--- start Excerpted records ---

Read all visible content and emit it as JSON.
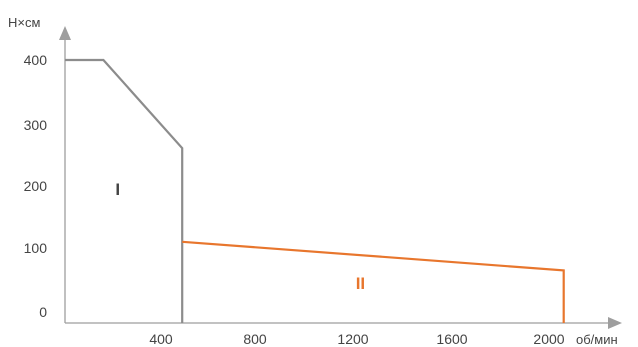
{
  "chart_data": {
    "type": "line",
    "ylabel": "Н×см",
    "xlabel": "об/мин",
    "xlim": [
      0,
      2200
    ],
    "ylim": [
      0,
      400
    ],
    "x_ticks": [
      "400",
      "800",
      "1200",
      "1600",
      "2000"
    ],
    "y_ticks": [
      "0",
      "100",
      "200",
      "300",
      "400"
    ],
    "grid": false,
    "legend": "none",
    "series": [
      {
        "color": "#8c8c8c",
        "points": [
          [
            0,
            400
          ],
          [
            160,
            400
          ],
          [
            490,
            262
          ],
          [
            490,
            0
          ]
        ]
      },
      {
        "color": "#e8762d",
        "points": [
          [
            490,
            110
          ],
          [
            2060,
            65
          ],
          [
            2060,
            0
          ]
        ]
      }
    ],
    "zone_labels": [
      {
        "text": "I",
        "x": 220,
        "y": 195,
        "color": "#444444"
      },
      {
        "text": "II",
        "x": 1230,
        "y": 45,
        "color": "#e8762d"
      }
    ],
    "axis_color": "#9e9e9e"
  }
}
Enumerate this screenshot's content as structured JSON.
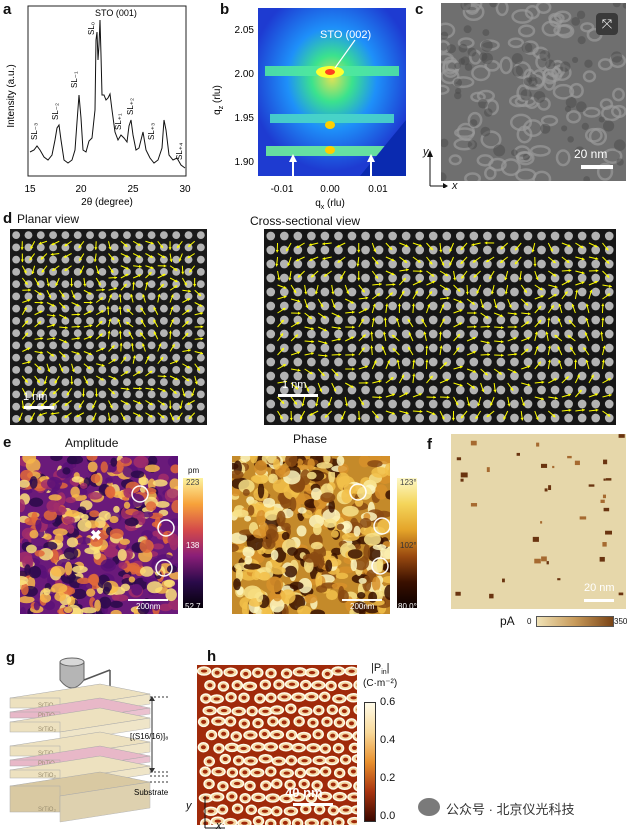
{
  "panels": {
    "a": {
      "letter": "a",
      "ylabel": "Intensity (a.u.)",
      "xlabel": "2θ (degree)",
      "xticks": [
        "15",
        "20",
        "25",
        "30"
      ],
      "peak_labels": {
        "sto": "STO (001)",
        "sl0": "SL₀",
        "slm1": "SL₋₁",
        "slm2": "SL₋₂",
        "slm3": "SL₋₃",
        "slp1": "SL₊₁",
        "slp2": "SL₊₂",
        "slp3": "SL₊₃",
        "slp4": "SL₊₄"
      }
    },
    "b": {
      "letter": "b",
      "annotation": "STO (002)",
      "ylabel": "q",
      "ylabel_sub": "z",
      "ylabel_unit": " (rlu)",
      "xlabel": "q",
      "xlabel_sub": "x",
      "xlabel_unit": "  (rlu)",
      "yticks": [
        "2.05",
        "2.00",
        "1.95",
        "1.90"
      ],
      "xticks": [
        "-0.01",
        "0.00",
        "0.01"
      ]
    },
    "c": {
      "letter": "c",
      "scale": "20 nm",
      "axis_y": "y",
      "axis_x": "x"
    },
    "d": {
      "letter": "d",
      "planar_title": "Planar view",
      "cross_title": "Cross-sectional view",
      "planar_scale": "1 nm",
      "cross_scale": "1 nm"
    },
    "e": {
      "letter": "e",
      "amp_title": "Amplitude",
      "phase_title": "Phase",
      "amp_scale": "200nm",
      "phase_scale": "200nm",
      "amp_cbar": {
        "unit": "pm",
        "max": "223",
        "mid": "138",
        "min": "52.7"
      },
      "phase_cbar": {
        "max": "123°",
        "mid": "102°",
        "min": "80.0°"
      }
    },
    "f": {
      "letter": "f",
      "scale": "20 nm",
      "cbar_unit": "pA",
      "cbar_min": "0",
      "cbar_max": "350"
    },
    "g": {
      "letter": "g",
      "bracket_label": "[(S16/16)]₈",
      "substrate_label": "Substrate",
      "layer_labels": [
        "SrTiO₃",
        "PbTiO₃",
        "SrTiO₃",
        "SrTiO₃",
        "PbTiO₃",
        "SrTiO₃",
        "SrTiO₃"
      ]
    },
    "h": {
      "letter": "h",
      "cbar_title": "|P",
      "cbar_title_sub": "in",
      "cbar_title_end": "|",
      "cbar_unit": "(C·m⁻²)",
      "cbar_ticks": [
        "0.6",
        "0.4",
        "0.2",
        "0.0"
      ],
      "scale": "40 nm",
      "axis_y": "y",
      "axis_x": "x"
    }
  },
  "watermark": "公众号 · 北京仪光科技",
  "colors": {
    "arrow": "#ffff00",
    "inferno_dark": "#1a0b3a",
    "inferno_bright": "#fbd44a",
    "copper_light": "#e8d9ad",
    "copper_dark": "#5a2c10"
  }
}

--- end Excerpted records ---

Stated task
Return the material word for word. Pictures are not part of the copy.

Result
Read all visible content and emit it as JSON.
{
  "chart_data": {
    "type": "line",
    "ylabel": "Н×см",
    "xlabel": "об/мин",
    "xlim": [
      0,
      2200
    ],
    "ylim": [
      0,
      400
    ],
    "x_ticks": [
      "400",
      "800",
      "1200",
      "1600",
      "2000"
    ],
    "y_ticks": [
      "0",
      "100",
      "200",
      "300",
      "400"
    ],
    "grid": false,
    "legend": "none",
    "series": [
      {
        "color": "#8c8c8c",
        "points": [
          [
            0,
            400
          ],
          [
            160,
            400
          ],
          [
            490,
            262
          ],
          [
            490,
            0
          ]
        ]
      },
      {
        "color": "#e8762d",
        "points": [
          [
            490,
            110
          ],
          [
            2060,
            65
          ],
          [
            2060,
            0
          ]
        ]
      }
    ],
    "zone_labels": [
      {
        "text": "I",
        "x": 220,
        "y": 195,
        "color": "#444444"
      },
      {
        "text": "II",
        "x": 1230,
        "y": 45,
        "color": "#e8762d"
      }
    ],
    "axis_color": "#9e9e9e"
  }
}
Enumerate this screenshot's content as structured JSON.
{
  "panels": {
    "a": {
      "letter": "a",
      "ylabel": "Intensity (a.u.)",
      "xlabel": "2θ (degree)",
      "xticks": [
        "15",
        "20",
        "25",
        "30"
      ],
      "peak_labels": {
        "sto": "STO (001)",
        "sl0": "SL₀",
        "slm1": "SL₋₁",
        "slm2": "SL₋₂",
        "slm3": "SL₋₃",
        "slp1": "SL₊₁",
        "slp2": "SL₊₂",
        "slp3": "SL₊₃",
        "slp4": "SL₊₄"
      }
    },
    "b": {
      "letter": "b",
      "annotation": "STO (002)",
      "ylabel": "q",
      "ylabel_sub": "z",
      "ylabel_unit": " (rlu)",
      "xlabel": "q",
      "xlabel_sub": "x",
      "xlabel_unit": "  (rlu)",
      "yticks": [
        "2.05",
        "2.00",
        "1.95",
        "1.90"
      ],
      "xticks": [
        "-0.01",
        "0.00",
        "0.01"
      ]
    },
    "c": {
      "letter": "c",
      "scale": "20 nm",
      "axis_y": "y",
      "axis_x": "x"
    },
    "d": {
      "letter": "d",
      "planar_title": "Planar view",
      "cross_title": "Cross-sectional view",
      "planar_scale": "1 nm",
      "cross_scale": "1 nm"
    },
    "e": {
      "letter": "e",
      "amp_title": "Amplitude",
      "phase_title": "Phase",
      "amp_scale": "200nm",
      "phase_scale": "200nm",
      "amp_cbar": {
        "unit": "pm",
        "max": "223",
        "mid": "138",
        "min": "52.7"
      },
      "phase_cbar": {
        "max": "123°",
        "mid": "102°",
        "min": "80.0°"
      }
    },
    "f": {
      "letter": "f",
      "scale": "20 nm",
      "cbar_unit": "pA",
      "cbar_min": "0",
      "cbar_max": "350"
    },
    "g": {
      "letter": "g",
      "bracket_label": "[(S16/16)]₈",
      "substrate_label": "Substrate",
      "layer_labels": [
        "SrTiO₃",
        "PbTiO₃",
        "SrTiO₃",
        "SrTiO₃",
        "PbTiO₃",
        "SrTiO₃",
        "SrTiO₃"
      ]
    },
    "h": {
      "letter": "h",
      "cbar_title": "|P",
      "cbar_title_sub": "in",
      "cbar_title_end": "|",
      "cbar_unit": "(C·m⁻²)",
      "cbar_ticks": [
        "0.6",
        "0.4",
        "0.2",
        "0.0"
      ],
      "scale": "40 nm",
      "axis_y": "y",
      "axis_x": "x"
    }
  },
  "watermark": "公众号 · 北京仪光科技",
  "colors": {
    "arrow": "#ffff00",
    "inferno_dark": "#1a0b3a",
    "inferno_bright": "#fbd44a",
    "copper_light": "#e8d9ad",
    "copper_dark": "#5a2c10"
  }
}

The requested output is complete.